◆ MATERIAL PROVIDED:
start

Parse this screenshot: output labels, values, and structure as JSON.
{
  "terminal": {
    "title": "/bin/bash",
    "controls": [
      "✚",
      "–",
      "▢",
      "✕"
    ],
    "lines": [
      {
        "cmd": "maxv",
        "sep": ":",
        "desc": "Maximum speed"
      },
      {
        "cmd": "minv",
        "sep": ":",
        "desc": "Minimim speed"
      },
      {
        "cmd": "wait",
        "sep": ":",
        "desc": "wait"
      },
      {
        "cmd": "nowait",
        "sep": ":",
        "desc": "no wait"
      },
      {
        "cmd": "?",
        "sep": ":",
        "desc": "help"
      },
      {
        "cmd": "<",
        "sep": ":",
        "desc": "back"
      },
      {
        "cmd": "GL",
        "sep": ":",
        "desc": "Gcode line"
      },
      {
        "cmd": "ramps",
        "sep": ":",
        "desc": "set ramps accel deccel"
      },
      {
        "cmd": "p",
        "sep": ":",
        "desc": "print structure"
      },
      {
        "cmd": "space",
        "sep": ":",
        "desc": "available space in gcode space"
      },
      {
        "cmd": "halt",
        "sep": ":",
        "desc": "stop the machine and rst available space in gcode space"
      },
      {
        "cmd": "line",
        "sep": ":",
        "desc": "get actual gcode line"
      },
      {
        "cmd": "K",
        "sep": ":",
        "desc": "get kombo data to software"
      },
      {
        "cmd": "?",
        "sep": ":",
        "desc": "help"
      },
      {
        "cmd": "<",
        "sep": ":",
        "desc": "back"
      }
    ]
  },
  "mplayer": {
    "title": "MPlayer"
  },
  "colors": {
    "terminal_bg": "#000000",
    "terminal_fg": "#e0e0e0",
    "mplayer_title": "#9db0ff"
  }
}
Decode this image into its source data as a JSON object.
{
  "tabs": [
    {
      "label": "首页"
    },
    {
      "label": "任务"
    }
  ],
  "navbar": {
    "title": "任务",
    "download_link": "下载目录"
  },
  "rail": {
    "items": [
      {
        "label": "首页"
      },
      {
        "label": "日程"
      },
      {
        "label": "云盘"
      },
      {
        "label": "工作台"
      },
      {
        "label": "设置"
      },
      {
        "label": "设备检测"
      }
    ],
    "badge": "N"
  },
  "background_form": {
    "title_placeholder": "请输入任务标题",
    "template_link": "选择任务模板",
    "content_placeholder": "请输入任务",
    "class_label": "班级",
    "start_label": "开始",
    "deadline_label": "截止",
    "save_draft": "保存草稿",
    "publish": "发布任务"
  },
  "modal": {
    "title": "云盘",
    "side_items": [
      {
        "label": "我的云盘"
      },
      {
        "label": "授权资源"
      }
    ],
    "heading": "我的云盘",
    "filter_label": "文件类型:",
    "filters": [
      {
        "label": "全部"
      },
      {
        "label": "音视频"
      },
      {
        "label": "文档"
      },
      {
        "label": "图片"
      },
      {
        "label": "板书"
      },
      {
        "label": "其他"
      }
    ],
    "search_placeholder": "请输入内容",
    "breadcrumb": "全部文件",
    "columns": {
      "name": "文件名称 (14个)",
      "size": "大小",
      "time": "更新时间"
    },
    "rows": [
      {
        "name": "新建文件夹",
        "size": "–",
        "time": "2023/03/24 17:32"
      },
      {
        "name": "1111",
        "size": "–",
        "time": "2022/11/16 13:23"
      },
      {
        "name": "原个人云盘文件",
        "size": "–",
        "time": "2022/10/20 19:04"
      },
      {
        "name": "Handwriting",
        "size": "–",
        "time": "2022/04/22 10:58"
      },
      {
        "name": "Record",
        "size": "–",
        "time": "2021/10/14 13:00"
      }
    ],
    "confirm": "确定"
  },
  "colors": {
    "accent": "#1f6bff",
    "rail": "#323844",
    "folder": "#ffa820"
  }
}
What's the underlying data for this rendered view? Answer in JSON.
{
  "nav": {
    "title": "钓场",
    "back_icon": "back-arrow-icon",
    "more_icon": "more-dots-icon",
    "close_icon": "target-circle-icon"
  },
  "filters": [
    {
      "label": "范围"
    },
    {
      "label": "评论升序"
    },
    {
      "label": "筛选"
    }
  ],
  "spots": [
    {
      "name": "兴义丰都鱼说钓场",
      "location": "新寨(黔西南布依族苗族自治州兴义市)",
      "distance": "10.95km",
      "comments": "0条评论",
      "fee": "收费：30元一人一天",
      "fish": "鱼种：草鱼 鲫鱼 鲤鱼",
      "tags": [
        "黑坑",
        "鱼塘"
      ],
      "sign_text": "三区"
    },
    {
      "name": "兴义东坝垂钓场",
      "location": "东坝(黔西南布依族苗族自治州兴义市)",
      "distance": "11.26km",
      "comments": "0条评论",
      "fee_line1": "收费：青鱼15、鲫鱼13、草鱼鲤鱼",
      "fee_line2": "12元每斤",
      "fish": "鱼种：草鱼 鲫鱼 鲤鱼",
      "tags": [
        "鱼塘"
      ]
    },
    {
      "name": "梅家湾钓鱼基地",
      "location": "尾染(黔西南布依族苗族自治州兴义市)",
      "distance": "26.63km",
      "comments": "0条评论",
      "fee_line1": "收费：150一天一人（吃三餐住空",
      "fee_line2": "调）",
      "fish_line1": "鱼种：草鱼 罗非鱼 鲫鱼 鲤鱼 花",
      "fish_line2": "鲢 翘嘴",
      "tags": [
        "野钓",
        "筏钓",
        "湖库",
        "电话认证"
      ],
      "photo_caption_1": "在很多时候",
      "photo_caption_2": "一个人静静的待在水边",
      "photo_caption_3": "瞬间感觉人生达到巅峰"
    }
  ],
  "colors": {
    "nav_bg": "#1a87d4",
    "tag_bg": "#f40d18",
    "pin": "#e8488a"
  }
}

end

◆ THE REQUEST:
Filter the entries above down to the lines containing the word "structure".

◆ THE OUTPUT:
Parse this screenshot: output labels, values, and structure as JSON.
        "desc": "print structure"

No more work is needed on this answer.